**Requirement**
Copy the lines that follow, keeping every character the same.

◇ ◇ ◇

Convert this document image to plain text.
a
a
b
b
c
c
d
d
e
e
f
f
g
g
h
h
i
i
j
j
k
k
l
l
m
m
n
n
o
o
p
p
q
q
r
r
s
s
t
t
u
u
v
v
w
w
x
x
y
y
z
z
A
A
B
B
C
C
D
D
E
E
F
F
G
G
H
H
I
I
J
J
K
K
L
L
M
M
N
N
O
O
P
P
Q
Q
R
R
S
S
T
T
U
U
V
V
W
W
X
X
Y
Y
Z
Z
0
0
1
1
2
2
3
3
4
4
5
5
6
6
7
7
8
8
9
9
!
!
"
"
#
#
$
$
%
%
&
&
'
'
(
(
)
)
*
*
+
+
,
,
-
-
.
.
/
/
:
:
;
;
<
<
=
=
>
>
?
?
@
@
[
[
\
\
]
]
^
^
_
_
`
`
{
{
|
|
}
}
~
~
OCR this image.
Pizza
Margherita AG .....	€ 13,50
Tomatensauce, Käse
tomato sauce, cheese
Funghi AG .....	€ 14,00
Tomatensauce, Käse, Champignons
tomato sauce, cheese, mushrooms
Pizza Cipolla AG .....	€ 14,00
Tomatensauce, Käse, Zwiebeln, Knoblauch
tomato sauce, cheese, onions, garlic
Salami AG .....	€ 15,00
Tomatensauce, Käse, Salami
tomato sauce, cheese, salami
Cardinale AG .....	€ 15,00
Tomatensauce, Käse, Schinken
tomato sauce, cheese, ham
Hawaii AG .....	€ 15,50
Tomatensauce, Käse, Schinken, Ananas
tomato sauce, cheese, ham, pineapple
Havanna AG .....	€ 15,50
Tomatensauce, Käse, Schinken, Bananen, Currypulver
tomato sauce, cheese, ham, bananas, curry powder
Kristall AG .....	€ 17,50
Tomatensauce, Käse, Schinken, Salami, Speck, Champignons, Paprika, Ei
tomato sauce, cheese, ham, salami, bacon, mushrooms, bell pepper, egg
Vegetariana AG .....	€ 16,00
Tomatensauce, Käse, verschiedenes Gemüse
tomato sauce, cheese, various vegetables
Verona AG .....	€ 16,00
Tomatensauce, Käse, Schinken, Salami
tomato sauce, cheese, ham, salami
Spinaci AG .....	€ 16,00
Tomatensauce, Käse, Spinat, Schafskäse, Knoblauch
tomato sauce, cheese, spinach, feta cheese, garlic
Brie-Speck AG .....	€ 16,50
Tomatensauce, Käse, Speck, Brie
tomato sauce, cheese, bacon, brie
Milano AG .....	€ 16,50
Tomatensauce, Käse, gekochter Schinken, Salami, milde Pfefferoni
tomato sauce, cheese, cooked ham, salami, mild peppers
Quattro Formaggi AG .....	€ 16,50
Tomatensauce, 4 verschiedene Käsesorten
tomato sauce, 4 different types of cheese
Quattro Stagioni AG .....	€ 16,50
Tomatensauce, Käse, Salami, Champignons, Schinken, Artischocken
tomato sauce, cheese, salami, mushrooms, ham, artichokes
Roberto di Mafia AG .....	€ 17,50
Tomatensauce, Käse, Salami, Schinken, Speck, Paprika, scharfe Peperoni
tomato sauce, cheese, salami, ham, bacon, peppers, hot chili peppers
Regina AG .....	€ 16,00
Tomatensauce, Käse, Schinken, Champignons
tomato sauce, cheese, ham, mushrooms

◇ ◇ ◇

**Finished exercise**
Convert this document image to plain text.
a
a
b
b
c
c
d
d
e
e
f
f
g
g
h
h
i
i
j
j
k
k
l
l
m
m
n
n
o
o
p
p
q
q
r
r
s
s
t
t
u
u
v
v
w
w
x
x
y
y
z
z
A
A
B
B
C
C
D
D
E
E
F
F
G
G
H
H
I
I
J
J
K
K
L
L
M
M
N
N
O
O
P
P
Q
Q
R
R
S
S
T
T
U
U
V
V
W
W
X
X
Y
Y
Z
Z
0
0
1
1
2
2
3
3
4
4
5
5
6
6
7
7
8
8
9
9
!
!
"
"
#
#
$
$
%
%
&
&
'
'
(
(
)
)
*
*
+
+
,
,
-
-
.
.
/
/
:
:
;
;
<
<
=
=
>
>
?
?
@
@
[
[
\
\
]
]
^
^
_
_
`
`
{
{
|
|
}
}
~
~
OCR this image.
Pizza
Margherita AG .....	€ 13,50
Tomatensauce, Käse
tomato sauce, cheese
Funghi AG .....	€ 14,00
Tomatensauce, Käse, Champignons
tomato sauce, cheese, mushrooms
Pizza Cipolla AG .....	€ 14,00
Tomatensauce, Käse, Zwiebeln, Knoblauch
tomato sauce, cheese, onions, garlic
Salami AG .....	€ 15,00
Tomatensauce, Käse, Salami
tomato sauce, cheese, salami
Cardinale AG .....	€ 15,00
Tomatensauce, Käse, Schinken
tomato sauce, cheese, ham
Hawaii AG .....	€ 15,50
Tomatensauce, Käse, Schinken, Ananas
tomato sauce, cheese, ham, pineapple
Havanna AG .....	€ 15,50
Tomatensauce, Käse, Schinken, Bananen, Currypulver
tomato sauce, cheese, ham, bananas, curry powder
Kristall AG .....	€ 17,50
Tomatensauce, Käse, Schinken, Salami, Speck, Champignons, Paprika, Ei
tomato sauce, cheese, ham, salami, bacon, mushrooms, bell pepper, egg
Vegetariana AG .....	€ 16,00
Tomatensauce, Käse, verschiedenes Gemüse
tomato sauce, cheese, various vegetables
Verona AG .....	€ 16,00
Tomatensauce, Käse, Schinken, Salami
tomato sauce, cheese, ham, salami
Spinaci AG .....	€ 16,00
Tomatensauce, Käse, Spinat, Schafskäse, Knoblauch
tomato sauce, cheese, spinach, feta cheese, garlic
Brie-Speck AG .....	€ 16,50
Tomatensauce, Käse, Speck, Brie
tomato sauce, cheese, bacon, brie
Milano AG .....	€ 16,50
Tomatensauce, Käse, gekochter Schinken, Salami, milde Pfefferoni
tomato sauce, cheese, cooked ham, salami, mild peppers
Quattro Formaggi AG .....	€ 16,50
Tomatensauce, 4 verschiedene Käsesorten
tomato sauce, 4 different types of cheese
Quattro Stagioni AG .....	€ 16,50
Tomatensauce, Käse, Salami, Champignons, Schinken, Artischocken
tomato sauce, cheese, salami, mushrooms, ham, artichokes
Roberto di Mafia AG .....	€ 17,50
Tomatensauce, Käse, Salami, Schinken, Speck, Paprika, scharfe Peperoni
tomato sauce, cheese, salami, ham, bacon, peppers, hot chili peppers
Regina AG .....	€ 16,00
Tomatensauce, Käse, Schinken, Champignons
tomato sauce, cheese, ham, mushrooms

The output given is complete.